>> START Passage provided

Wednesday, October 20, 2010

Wayback Wednesday

Mesmerizing footage shot from the nose of a San Francisco cable car days before the 1906 earthquake leveled most of the city. This is so wonderful I had to share it:



And here is chilling footage taken after the devastating quake:

Monday, October 18, 2010

Best Halloween Movie

If there is such a beast. There has to be a "best" in every category, right, when it comes to pop entertainment, meaning most enjoyable and capturing the essence of the category in which it figures, in this case Halloween movies. Donnie Darko leaps (hops?) to mind, an odd little theory generator -there are as many theories about what it means as there are people who have seen it- and autumnal costume drama. Best rabbit mask, to be sure.

Does a movie have to take place in October to qualify for this coveted slot? That qualifies ET the Extra-Terrestrial, which might not be scary to anybody but those of us with a horror of raisins on legs from another star. (Personally, I'm hesitant when I encounter them.) Or does "best" mean "scariest"? Day of the Dead takes place on Halloween, is terrifying, and has zombies in it -that automatically puts it at the top, right? Trick 'r Treat and Halloween are no-brainers for contention. When it comes to scary, The Exorcist and Poltergeist and The Nightmare Before Christmas can't be forgotten. So many good movies for one day of the year.

Thinking about this brings me back to Frank, the scary rabbit-angel from Donnie Darko. He inspires me to extricate myself from the couch and remember what's best about Halloween: strapping into a good costume and getting out there to enjoy the holiday.

Friday, October 15, 2010

Writing on the Wind

A quote comes constantly to mind as I prepare the manuscript for its nationwide tour of publishers. When asked if he revisits his old work, writer/illustrator Frank Miller replied, "I'm not a masochist." Tell it like it is, Frank.

I would reply that though there is some resemblance to my hand, the old work in hindsight seems to have come from another's. A tacit admission of masochism, this also speaks to my social graces: even a stranger who writes as poorly as they that penned my past drafts, I can see past that and be their friend. I can make the effort; though not guaranteed, odds at success are good.

Sentimentality should be tossed out the window. Write on the wind, like the arrow from a bow. Remove your preconceptions. Pulling the catgut taught, the conviction for a bull's eye fills your vision, clearing at the peak of tension and release, your handiwork revealed in honest light.

>> END Passage provided
>> START Dataset content

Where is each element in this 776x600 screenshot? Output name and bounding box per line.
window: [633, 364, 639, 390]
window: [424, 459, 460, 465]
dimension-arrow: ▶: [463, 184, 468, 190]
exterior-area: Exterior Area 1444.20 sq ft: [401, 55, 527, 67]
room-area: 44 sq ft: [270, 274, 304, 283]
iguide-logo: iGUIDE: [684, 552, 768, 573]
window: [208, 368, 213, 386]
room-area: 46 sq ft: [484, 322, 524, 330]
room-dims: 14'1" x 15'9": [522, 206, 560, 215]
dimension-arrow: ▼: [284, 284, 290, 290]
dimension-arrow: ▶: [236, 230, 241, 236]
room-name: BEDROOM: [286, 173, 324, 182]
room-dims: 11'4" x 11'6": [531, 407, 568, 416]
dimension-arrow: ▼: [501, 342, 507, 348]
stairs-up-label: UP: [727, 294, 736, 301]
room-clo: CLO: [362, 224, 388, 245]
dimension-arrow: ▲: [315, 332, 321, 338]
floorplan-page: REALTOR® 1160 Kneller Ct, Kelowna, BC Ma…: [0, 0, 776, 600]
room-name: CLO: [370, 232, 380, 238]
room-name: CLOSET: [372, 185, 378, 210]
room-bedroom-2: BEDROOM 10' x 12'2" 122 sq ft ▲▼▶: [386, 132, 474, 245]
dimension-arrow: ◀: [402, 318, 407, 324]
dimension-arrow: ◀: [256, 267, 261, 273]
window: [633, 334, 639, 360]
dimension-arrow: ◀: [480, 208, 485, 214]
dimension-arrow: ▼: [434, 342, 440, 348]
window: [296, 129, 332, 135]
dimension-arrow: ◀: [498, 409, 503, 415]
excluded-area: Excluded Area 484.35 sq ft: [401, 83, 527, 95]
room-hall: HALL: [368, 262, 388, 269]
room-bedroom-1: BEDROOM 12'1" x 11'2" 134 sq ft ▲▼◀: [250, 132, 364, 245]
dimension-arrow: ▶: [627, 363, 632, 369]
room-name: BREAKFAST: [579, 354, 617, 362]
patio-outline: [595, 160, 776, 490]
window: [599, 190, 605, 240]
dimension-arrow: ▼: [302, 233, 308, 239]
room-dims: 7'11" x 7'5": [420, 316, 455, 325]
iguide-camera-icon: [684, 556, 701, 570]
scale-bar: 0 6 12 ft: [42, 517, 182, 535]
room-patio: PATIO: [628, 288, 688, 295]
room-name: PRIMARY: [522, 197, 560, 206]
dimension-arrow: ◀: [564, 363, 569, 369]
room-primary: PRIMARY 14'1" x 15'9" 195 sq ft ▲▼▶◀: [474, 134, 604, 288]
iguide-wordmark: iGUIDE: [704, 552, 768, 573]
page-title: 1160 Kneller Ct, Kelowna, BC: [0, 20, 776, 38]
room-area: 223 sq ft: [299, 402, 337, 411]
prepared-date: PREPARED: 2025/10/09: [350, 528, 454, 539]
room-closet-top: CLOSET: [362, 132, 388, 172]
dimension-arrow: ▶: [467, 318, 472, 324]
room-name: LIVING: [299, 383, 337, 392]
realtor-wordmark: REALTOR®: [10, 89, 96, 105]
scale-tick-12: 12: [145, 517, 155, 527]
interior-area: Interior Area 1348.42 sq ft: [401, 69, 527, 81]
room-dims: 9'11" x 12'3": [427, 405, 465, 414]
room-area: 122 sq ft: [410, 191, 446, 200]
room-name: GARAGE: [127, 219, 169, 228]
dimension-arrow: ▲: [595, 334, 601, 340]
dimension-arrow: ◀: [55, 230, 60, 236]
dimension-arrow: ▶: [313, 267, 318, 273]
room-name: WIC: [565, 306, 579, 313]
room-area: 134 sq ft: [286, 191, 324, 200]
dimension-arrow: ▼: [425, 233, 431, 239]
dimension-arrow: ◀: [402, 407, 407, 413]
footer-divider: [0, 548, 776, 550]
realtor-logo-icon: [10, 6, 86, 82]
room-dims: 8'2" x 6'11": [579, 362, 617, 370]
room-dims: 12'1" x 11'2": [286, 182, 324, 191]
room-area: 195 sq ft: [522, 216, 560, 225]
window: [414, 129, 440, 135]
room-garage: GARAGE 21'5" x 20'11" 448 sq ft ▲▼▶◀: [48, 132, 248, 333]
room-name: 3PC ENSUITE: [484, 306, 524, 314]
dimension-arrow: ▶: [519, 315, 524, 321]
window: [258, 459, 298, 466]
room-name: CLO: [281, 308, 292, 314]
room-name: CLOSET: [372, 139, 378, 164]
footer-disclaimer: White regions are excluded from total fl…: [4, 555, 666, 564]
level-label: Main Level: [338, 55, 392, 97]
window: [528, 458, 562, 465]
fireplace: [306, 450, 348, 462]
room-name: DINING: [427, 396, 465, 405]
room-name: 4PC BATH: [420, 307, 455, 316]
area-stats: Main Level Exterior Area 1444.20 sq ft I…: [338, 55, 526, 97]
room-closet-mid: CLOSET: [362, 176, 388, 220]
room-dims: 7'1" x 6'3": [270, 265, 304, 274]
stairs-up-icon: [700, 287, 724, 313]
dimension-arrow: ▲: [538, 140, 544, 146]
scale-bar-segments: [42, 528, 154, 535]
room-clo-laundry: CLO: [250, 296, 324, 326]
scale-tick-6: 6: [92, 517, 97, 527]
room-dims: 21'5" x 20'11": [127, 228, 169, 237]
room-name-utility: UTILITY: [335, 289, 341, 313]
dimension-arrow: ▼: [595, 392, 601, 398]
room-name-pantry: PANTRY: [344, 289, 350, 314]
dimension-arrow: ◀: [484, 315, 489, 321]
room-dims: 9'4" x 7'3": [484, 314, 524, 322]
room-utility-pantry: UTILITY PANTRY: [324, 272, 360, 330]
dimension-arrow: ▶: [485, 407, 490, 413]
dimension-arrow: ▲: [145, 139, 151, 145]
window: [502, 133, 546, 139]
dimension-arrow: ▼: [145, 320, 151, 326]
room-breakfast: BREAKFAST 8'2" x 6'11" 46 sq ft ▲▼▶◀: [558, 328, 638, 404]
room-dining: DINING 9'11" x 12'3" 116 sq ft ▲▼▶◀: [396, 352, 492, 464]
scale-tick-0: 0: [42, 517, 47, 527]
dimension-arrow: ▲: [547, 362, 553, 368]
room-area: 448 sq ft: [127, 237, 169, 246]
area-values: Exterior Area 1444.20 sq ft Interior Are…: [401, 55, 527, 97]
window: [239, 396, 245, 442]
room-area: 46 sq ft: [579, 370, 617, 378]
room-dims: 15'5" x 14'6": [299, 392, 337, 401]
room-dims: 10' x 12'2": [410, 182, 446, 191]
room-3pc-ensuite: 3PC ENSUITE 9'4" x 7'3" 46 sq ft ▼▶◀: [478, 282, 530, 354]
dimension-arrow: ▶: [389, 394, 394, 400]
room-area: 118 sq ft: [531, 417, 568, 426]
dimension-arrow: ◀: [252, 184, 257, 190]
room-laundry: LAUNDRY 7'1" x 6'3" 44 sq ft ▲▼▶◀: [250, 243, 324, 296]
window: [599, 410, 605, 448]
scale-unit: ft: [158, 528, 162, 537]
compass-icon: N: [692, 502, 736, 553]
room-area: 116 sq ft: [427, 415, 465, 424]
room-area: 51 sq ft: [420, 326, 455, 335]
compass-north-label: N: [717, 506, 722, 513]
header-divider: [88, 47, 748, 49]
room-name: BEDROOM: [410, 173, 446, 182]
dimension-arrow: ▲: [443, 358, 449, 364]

>> END Dataset content

Stated task: Carry on the October 2010 blog posts, starting right after the sentence that ends "your handiwork revealed in honest light".

Answer to the task:
Wednesday, October 13, 2010

Poison Arrow

Discovering a new writer can be one of life's gifts, that first encounter with an incredible, unimagined dimension miraculously captured in words. China Mieville's latest, The City & The City, just started this week, could be miraculous or something else altogether; a new writer is just as easily and all the more likely your worst enemy. I'm not deep enough into the novel to know either way. Authors can hide what is magical in their writing, what really grabs and bridges the page to your mind, revealed with patience and careful reading; just as easily and all the more likely nothing's there. You pays your money and you takes your chances.

One writer is always new yet old, magical at a glance but upon closer scrutiny vile, scurrilous and loathsome. Any writer in love with their first draft please contact me immediately and spill the beans how it is done. What feels so good, so right, flowing onto the page loses something in hindsight, is a complete mess and beckons with hours of editing. What can you do.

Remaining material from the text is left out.